WRITTEN TASK |
Retype every entry word for word.

GIVEN INFORMATION |
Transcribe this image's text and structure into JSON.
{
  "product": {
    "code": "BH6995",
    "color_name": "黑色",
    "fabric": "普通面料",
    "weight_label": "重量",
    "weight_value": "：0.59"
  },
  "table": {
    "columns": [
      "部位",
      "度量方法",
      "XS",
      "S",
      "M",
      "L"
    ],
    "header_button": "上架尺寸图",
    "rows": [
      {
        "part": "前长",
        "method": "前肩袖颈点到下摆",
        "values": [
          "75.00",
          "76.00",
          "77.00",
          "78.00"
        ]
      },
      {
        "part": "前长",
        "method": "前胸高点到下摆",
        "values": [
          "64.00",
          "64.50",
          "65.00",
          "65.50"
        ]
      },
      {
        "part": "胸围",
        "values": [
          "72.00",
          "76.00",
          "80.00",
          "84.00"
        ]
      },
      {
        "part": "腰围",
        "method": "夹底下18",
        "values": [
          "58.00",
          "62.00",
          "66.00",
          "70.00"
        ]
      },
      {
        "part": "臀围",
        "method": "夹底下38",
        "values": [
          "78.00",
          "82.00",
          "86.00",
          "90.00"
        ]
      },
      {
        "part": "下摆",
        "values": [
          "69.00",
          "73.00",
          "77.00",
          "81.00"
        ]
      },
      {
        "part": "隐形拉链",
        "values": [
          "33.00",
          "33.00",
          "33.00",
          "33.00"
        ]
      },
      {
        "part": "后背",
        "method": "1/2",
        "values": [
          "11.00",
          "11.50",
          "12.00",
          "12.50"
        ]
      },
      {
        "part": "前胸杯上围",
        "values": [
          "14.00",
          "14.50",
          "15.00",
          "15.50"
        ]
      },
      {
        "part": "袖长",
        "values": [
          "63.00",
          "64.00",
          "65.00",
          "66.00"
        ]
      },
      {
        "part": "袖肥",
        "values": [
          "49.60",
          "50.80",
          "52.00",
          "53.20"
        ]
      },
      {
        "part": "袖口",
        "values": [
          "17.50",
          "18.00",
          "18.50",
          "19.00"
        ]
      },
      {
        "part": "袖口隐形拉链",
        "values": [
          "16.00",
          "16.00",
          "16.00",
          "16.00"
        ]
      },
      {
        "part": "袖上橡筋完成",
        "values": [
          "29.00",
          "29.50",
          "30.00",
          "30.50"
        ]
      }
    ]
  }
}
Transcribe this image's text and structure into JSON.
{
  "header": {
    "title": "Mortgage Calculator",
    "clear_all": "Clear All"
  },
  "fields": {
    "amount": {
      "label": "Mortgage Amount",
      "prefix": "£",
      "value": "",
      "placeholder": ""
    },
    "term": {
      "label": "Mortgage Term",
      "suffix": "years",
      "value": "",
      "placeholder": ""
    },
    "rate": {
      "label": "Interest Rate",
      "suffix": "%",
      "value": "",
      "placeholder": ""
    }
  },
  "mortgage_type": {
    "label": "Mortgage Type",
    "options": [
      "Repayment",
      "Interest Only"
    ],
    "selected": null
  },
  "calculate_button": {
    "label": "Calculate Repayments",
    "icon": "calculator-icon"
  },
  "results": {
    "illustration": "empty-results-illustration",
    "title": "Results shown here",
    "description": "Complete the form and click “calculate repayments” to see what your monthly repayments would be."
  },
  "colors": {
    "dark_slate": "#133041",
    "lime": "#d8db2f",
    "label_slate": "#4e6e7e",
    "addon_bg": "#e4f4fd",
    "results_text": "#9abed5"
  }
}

EXPECTED OUTPUT |
Transcribe this image's text and structure into JSON.
{
  "product": {
    "code": "BH6995",
    "color_name": "黑色",
    "fabric": "普通面料",
    "weight_label": "重量",
    "weight_value": "：0.59"
  },
  "table": {
    "columns": [
      "部位",
      "度量方法",
      "XS",
      "S",
      "M",
      "L"
    ],
    "header_button": "上架尺寸图",
    "rows": [
      {
        "part": "前长",
        "method": "前肩袖颈点到下摆",
        "values": [
          "75.00",
          "76.00",
          "77.00",
          "78.00"
        ]
      },
      {
        "part": "前长",
        "method": "前胸高点到下摆",
        "values": [
          "64.00",
          "64.50",
          "65.00",
          "65.50"
        ]
      },
      {
        "part": "胸围",
        "values": [
          "72.00",
          "76.00",
          "80.00",
          "84.00"
        ]
      },
      {
        "part": "腰围",
        "method": "夹底下18",
        "values": [
          "58.00",
          "62.00",
          "66.00",
          "70.00"
        ]
      },
      {
        "part": "臀围",
        "method": "夹底下38",
        "values": [
          "78.00",
          "82.00",
          "86.00",
          "90.00"
        ]
      },
      {
        "part": "下摆",
        "values": [
          "69.00",
          "73.00",
          "77.00",
          "81.00"
        ]
      },
      {
        "part": "隐形拉链",
        "values": [
          "33.00",
          "33.00",
          "33.00",
          "33.00"
        ]
      },
      {
        "part": "后背",
        "method": "1/2",
        "values": [
          "11.00",
          "11.50",
          "12.00",
          "12.50"
        ]
      },
      {
        "part": "前胸杯上围",
        "values": [
          "14.00",
          "14.50",
          "15.00",
          "15.50"
        ]
      },
      {
        "part": "袖长",
        "values": [
          "63.00",
          "64.00",
          "65.00",
          "66.00"
        ]
      },
      {
        "part": "袖肥",
        "values": [
          "49.60",
          "50.80",
          "52.00",
          "53.20"
        ]
      },
      {
        "part": "袖口",
        "values": [
          "17.50",
          "18.00",
          "18.50",
          "19.00"
        ]
      },
      {
        "part": "袖口隐形拉链",
        "values": [
          "16.00",
          "16.00",
          "16.00",
          "16.00"
        ]
      },
      {
        "part": "袖上橡筋完成",
        "values": [
          "29.00",
          "29.50",
          "30.00",
          "30.50"
        ]
      }
    ]
  }
}
Transcribe this image's text and structure into JSON.
{
  "header": {
    "title": "Mortgage Calculator",
    "clear_all": "Clear All"
  },
  "fields": {
    "amount": {
      "label": "Mortgage Amount",
      "prefix": "£",
      "value": "",
      "placeholder": ""
    },
    "term": {
      "label": "Mortgage Term",
      "suffix": "years",
      "value": "",
      "placeholder": ""
    },
    "rate": {
      "label": "Interest Rate",
      "suffix": "%",
      "value": "",
      "placeholder": ""
    }
  },
  "mortgage_type": {
    "label": "Mortgage Type",
    "options": [
      "Repayment",
      "Interest Only"
    ],
    "selected": null
  },
  "calculate_button": {
    "label": "Calculate Repayments",
    "icon": "calculator-icon"
  },
  "results": {
    "illustration": "empty-results-illustration",
    "title": "Results shown here",
    "description": "Complete the form and click “calculate repayments” to see what your monthly repayments would be."
  },
  "colors": {
    "dark_slate": "#133041",
    "lime": "#d8db2f",
    "label_slate": "#4e6e7e",
    "addon_bg": "#e4f4fd",
    "results_text": "#9abed5"
  }
}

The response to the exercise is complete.